WHAT TO PRODUCE ->
Gather all lines with the word "title" in them.

==== RECORDS PROVIDED ====

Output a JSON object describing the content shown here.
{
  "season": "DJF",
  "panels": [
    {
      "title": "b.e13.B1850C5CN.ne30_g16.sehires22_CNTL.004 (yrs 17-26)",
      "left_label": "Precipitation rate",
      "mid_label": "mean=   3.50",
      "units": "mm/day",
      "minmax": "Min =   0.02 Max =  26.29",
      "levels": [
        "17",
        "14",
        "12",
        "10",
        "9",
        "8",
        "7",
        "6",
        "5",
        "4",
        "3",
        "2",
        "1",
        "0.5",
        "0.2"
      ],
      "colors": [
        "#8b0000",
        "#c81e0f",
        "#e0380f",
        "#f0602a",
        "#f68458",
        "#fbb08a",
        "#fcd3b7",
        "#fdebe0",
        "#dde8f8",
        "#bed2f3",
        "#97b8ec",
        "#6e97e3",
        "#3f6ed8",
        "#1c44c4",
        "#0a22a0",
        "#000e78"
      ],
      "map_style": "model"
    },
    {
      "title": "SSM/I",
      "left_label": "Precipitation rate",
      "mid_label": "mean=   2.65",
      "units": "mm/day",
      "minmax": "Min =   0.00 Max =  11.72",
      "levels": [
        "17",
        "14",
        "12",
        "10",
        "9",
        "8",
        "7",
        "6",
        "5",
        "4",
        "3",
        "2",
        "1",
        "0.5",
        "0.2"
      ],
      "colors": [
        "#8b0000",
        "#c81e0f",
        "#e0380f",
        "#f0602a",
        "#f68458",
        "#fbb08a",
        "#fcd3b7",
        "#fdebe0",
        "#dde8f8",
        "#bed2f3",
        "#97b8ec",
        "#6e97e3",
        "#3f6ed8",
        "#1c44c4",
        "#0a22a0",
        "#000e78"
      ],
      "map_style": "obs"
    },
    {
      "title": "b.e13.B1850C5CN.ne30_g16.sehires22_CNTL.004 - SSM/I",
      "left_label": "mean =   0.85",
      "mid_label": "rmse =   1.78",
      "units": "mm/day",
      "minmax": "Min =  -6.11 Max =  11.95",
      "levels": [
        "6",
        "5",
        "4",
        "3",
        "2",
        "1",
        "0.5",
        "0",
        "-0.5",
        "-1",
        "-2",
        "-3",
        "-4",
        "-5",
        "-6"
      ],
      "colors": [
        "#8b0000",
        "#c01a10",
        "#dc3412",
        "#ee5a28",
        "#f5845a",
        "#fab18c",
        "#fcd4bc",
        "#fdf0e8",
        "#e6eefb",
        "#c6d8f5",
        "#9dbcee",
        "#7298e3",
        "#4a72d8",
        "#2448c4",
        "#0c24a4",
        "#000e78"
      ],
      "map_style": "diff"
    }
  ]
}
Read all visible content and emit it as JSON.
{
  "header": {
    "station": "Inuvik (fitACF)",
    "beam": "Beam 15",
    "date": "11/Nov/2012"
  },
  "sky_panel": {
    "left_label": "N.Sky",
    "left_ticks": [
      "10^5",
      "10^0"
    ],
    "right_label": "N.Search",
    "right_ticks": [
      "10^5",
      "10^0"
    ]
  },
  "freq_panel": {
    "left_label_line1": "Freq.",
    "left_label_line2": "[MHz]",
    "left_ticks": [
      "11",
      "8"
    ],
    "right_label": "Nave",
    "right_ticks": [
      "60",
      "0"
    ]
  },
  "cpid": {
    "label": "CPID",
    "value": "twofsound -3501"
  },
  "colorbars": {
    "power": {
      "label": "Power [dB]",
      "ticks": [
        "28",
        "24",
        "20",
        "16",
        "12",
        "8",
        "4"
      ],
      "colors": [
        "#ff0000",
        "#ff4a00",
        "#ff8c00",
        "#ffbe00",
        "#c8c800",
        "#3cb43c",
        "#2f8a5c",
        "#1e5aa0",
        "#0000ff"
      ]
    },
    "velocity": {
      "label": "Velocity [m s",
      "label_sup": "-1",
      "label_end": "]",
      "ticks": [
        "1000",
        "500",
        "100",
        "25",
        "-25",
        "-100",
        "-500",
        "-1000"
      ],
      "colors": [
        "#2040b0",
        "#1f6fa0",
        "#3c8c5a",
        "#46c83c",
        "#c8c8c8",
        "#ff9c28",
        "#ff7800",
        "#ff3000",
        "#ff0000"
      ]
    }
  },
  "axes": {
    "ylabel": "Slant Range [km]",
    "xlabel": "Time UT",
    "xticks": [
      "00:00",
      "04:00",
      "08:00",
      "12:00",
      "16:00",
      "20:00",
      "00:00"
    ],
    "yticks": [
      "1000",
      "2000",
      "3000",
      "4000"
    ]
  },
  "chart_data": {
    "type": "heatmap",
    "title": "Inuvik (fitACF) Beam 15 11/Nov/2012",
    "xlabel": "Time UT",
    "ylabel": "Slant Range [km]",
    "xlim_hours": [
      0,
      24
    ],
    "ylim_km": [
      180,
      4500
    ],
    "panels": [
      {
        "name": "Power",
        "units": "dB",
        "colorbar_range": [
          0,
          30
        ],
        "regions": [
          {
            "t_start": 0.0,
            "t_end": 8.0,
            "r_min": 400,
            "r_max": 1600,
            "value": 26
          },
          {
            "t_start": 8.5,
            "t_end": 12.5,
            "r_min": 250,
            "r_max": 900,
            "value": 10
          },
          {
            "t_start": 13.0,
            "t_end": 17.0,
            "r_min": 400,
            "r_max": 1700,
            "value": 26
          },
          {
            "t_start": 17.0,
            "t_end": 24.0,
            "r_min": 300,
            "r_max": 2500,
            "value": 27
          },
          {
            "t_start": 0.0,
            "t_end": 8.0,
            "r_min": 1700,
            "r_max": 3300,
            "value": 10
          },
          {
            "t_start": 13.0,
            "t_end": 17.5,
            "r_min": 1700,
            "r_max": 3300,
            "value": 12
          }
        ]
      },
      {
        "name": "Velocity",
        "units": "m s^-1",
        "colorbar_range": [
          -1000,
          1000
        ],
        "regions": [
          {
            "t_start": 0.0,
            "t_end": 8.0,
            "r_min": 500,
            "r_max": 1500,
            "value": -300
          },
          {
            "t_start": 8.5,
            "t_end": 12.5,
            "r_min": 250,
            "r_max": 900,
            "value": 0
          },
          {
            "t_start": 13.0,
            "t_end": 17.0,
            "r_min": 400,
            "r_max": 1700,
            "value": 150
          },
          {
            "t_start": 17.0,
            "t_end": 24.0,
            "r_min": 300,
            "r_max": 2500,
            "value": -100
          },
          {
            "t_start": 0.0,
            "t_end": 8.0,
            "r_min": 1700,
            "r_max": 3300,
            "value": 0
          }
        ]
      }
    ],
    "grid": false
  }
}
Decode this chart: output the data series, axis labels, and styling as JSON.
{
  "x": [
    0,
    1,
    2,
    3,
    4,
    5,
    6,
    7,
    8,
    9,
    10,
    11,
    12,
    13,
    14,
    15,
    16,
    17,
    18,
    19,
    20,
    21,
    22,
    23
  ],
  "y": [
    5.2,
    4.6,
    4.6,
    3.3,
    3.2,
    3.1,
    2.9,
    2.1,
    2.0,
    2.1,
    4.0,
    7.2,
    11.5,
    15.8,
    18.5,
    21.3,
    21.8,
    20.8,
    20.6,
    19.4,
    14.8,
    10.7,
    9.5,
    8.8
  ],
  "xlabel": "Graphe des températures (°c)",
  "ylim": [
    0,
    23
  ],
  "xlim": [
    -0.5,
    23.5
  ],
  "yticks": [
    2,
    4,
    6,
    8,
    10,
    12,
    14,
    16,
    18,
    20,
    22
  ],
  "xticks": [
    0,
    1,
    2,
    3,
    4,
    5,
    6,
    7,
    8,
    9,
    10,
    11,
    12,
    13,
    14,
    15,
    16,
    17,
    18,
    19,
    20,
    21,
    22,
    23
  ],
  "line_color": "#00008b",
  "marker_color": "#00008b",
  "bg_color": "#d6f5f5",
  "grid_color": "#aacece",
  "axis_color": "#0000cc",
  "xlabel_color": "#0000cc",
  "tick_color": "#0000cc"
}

====

TASK OUTPUT ->
      "title": "b.e13.B1850C5CN.ne30_g16.sehires22_CNTL.004 (yrs 17-26)",
      "title": "SSM/I",
      "title": "b.e13.B1850C5CN.ne30_g16.sehires22_CNTL.004 - SSM/I",
    "title": "Inuvik (fitACF) Beam 15 11/Nov/2012",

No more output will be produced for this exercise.